> Task objective
Write the entries out again exactly as they stand, but without the pictures.

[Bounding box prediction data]
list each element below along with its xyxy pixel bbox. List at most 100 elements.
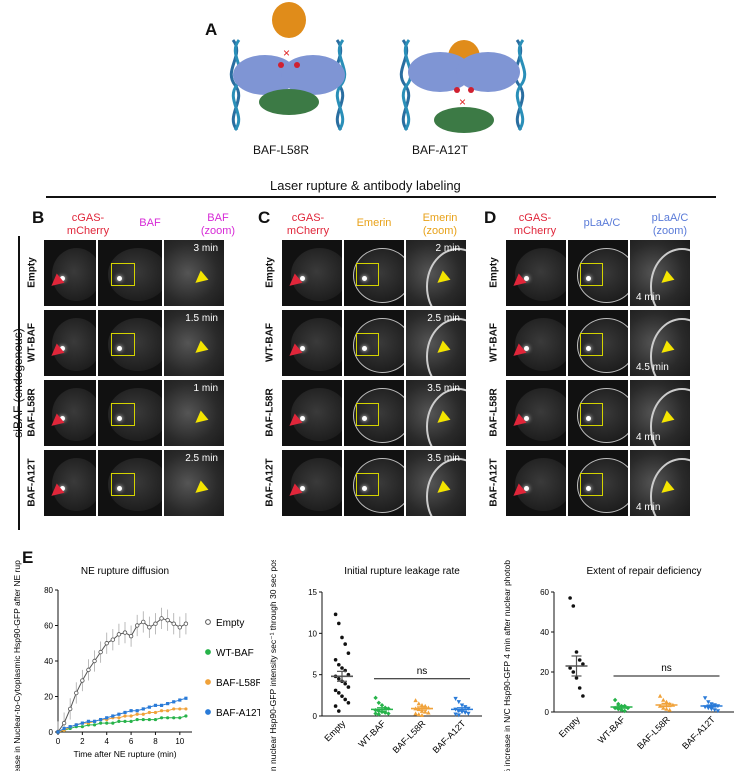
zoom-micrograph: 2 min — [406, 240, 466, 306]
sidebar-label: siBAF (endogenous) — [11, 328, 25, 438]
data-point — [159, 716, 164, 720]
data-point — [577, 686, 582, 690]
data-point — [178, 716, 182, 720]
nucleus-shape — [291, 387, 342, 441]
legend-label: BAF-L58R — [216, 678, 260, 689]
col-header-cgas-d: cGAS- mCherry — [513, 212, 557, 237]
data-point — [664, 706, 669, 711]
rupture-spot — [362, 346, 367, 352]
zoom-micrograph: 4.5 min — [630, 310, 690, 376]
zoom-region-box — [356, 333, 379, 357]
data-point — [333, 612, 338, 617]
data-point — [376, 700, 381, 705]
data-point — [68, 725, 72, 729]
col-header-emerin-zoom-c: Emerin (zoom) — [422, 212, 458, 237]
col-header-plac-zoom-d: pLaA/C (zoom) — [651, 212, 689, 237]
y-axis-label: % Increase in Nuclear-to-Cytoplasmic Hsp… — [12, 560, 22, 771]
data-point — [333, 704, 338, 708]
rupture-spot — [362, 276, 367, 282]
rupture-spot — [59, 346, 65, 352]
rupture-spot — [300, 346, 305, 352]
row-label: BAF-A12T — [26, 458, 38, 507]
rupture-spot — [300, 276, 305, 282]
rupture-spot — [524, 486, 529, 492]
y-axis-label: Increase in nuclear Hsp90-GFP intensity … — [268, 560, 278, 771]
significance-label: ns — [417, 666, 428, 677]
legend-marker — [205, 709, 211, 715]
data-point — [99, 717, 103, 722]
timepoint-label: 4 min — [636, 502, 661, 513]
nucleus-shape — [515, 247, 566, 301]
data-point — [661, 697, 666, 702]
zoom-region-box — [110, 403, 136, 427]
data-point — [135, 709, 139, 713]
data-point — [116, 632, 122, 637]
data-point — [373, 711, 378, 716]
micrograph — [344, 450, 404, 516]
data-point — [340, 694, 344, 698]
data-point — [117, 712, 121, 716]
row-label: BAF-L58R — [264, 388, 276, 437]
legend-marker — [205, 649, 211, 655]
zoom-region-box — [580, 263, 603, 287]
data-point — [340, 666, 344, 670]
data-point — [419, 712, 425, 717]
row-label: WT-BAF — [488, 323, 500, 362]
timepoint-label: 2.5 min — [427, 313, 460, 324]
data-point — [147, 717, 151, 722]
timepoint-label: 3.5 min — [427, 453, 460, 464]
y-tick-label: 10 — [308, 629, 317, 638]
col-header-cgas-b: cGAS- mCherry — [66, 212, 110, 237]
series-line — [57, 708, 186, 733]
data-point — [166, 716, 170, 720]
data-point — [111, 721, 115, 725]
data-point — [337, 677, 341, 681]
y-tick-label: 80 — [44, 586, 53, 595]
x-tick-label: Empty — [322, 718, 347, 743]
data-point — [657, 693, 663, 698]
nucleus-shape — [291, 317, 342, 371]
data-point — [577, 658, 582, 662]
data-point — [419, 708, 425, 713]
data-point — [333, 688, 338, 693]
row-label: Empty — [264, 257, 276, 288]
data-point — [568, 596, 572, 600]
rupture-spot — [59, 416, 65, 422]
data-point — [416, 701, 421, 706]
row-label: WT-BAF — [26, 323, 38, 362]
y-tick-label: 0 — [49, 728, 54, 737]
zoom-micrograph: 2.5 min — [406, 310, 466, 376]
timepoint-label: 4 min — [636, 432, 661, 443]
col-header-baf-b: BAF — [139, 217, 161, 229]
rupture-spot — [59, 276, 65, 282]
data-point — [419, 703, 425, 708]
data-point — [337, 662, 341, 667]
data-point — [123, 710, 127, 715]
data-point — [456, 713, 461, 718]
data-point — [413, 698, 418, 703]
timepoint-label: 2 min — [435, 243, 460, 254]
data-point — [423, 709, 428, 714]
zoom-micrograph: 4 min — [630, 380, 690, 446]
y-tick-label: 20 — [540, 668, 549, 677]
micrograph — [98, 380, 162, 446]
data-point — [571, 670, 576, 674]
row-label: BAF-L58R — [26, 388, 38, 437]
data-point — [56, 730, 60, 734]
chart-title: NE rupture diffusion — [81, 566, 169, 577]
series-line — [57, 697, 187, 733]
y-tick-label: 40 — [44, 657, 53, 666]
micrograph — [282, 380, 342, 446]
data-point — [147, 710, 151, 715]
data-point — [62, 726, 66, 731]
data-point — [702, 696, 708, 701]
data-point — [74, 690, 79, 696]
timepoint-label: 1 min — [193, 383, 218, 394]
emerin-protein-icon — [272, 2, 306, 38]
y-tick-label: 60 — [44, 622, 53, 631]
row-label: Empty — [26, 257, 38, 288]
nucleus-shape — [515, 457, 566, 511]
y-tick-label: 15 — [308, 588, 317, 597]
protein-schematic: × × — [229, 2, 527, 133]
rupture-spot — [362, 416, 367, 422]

> Response to this exercise
list each element below along with its xyxy pixel bbox. List at most 100 elements.
zoom-micrograph: 2 min — [406, 240, 466, 306]
sidebar-label: siBAF (endogenous) — [11, 328, 25, 438]
data-point — [159, 716, 164, 720]
data-point — [577, 686, 582, 690]
data-point — [178, 716, 182, 720]
nucleus-shape — [291, 387, 342, 441]
legend-label: BAF-L58R — [216, 678, 260, 689]
col-header-cgas-d: cGAS- mCherry — [513, 212, 557, 237]
data-point — [664, 706, 669, 711]
rupture-spot — [362, 346, 367, 352]
zoom-micrograph: 4.5 min — [630, 310, 690, 376]
zoom-region-box — [356, 333, 379, 357]
data-point — [333, 612, 338, 617]
data-point — [376, 700, 381, 705]
data-point — [68, 725, 72, 729]
col-header-emerin-zoom-c: Emerin (zoom) — [422, 212, 458, 237]
col-header-plac-zoom-d: pLaA/C (zoom) — [651, 212, 689, 237]
y-axis-label: % Increase in Nuclear-to-Cytoplasmic Hsp… — [12, 560, 22, 771]
data-point — [333, 704, 338, 708]
rupture-spot — [362, 276, 367, 282]
rupture-spot — [59, 346, 65, 352]
rupture-spot — [300, 346, 305, 352]
row-label: BAF-A12T — [26, 458, 38, 507]
rupture-spot — [300, 276, 305, 282]
rupture-spot — [524, 486, 529, 492]
y-axis-label: Increase in nuclear Hsp90-GFP intensity … — [268, 560, 278, 771]
significance-label: ns — [417, 666, 428, 677]
legend-marker — [205, 709, 211, 715]
data-point — [99, 717, 103, 722]
timepoint-label: 4 min — [636, 502, 661, 513]
nucleus-shape — [515, 247, 566, 301]
data-point — [661, 697, 666, 702]
zoom-region-box — [110, 403, 136, 427]
data-point — [135, 709, 139, 713]
data-point — [116, 632, 122, 637]
data-point — [373, 711, 378, 716]
micrograph — [344, 450, 404, 516]
data-point — [340, 694, 344, 698]
data-point — [117, 712, 121, 716]
row-label: BAF-L58R — [264, 388, 276, 437]
legend-marker — [205, 649, 211, 655]
zoom-region-box — [580, 263, 603, 287]
data-point — [340, 666, 344, 670]
data-point — [419, 712, 425, 717]
row-label: WT-BAF — [488, 323, 500, 362]
timepoint-label: 2.5 min — [427, 313, 460, 324]
data-point — [147, 717, 151, 722]
timepoint-label: 3.5 min — [427, 453, 460, 464]
y-tick-label: 10 — [308, 629, 317, 638]
col-header-cgas-b: cGAS- mCherry — [66, 212, 110, 237]
series-line — [57, 708, 186, 733]
data-point — [166, 716, 170, 720]
data-point — [111, 721, 115, 725]
data-point — [337, 677, 341, 681]
y-tick-label: 80 — [44, 586, 53, 595]
x-tick-label: Empty — [322, 718, 347, 743]
data-point — [657, 693, 663, 698]
nucleus-shape — [291, 317, 342, 371]
data-point — [577, 658, 582, 662]
data-point — [419, 708, 425, 713]
data-point — [333, 688, 338, 693]
row-label: Empty — [264, 257, 276, 288]
data-point — [568, 596, 572, 600]
rupture-spot — [59, 416, 65, 422]
data-point — [416, 701, 421, 706]
row-label: WT-BAF — [26, 323, 38, 362]
y-tick-label: 0 — [49, 728, 54, 737]
zoom-micrograph: 2.5 min — [406, 310, 466, 376]
timepoint-label: 4 min — [636, 432, 661, 443]
col-header-baf-b: BAF — [139, 217, 161, 229]
rupture-spot — [59, 276, 65, 282]
data-point — [419, 703, 425, 708]
data-point — [337, 662, 341, 667]
data-point — [123, 710, 127, 715]
data-point — [456, 713, 461, 718]
data-point — [413, 698, 418, 703]
timepoint-label: 2 min — [435, 243, 460, 254]
data-point — [423, 709, 428, 714]
zoom-micrograph: 4 min — [630, 380, 690, 446]
y-tick-label: 20 — [540, 668, 549, 677]
micrograph — [98, 380, 162, 446]
data-point — [571, 670, 576, 674]
row-label: BAF-L58R — [26, 388, 38, 437]
data-point — [56, 730, 60, 734]
chart-title: NE rupture diffusion — [81, 566, 169, 577]
series-line — [57, 697, 187, 733]
y-tick-label: 40 — [44, 657, 53, 666]
micrograph — [282, 380, 342, 446]
data-point — [147, 710, 151, 715]
data-point — [62, 726, 66, 731]
data-point — [702, 696, 708, 701]
data-point — [74, 690, 79, 696]
timepoint-label: 1 min — [193, 383, 218, 394]
emerin-protein-icon — [272, 2, 306, 38]
y-tick-label: 60 — [44, 622, 53, 631]
row-label: Empty — [26, 257, 38, 288]
nucleus-shape — [515, 457, 566, 511]
y-tick-label: 15 — [308, 588, 317, 597]
protein-schematic: × × — [229, 2, 527, 133]
rupture-spot — [362, 416, 367, 422]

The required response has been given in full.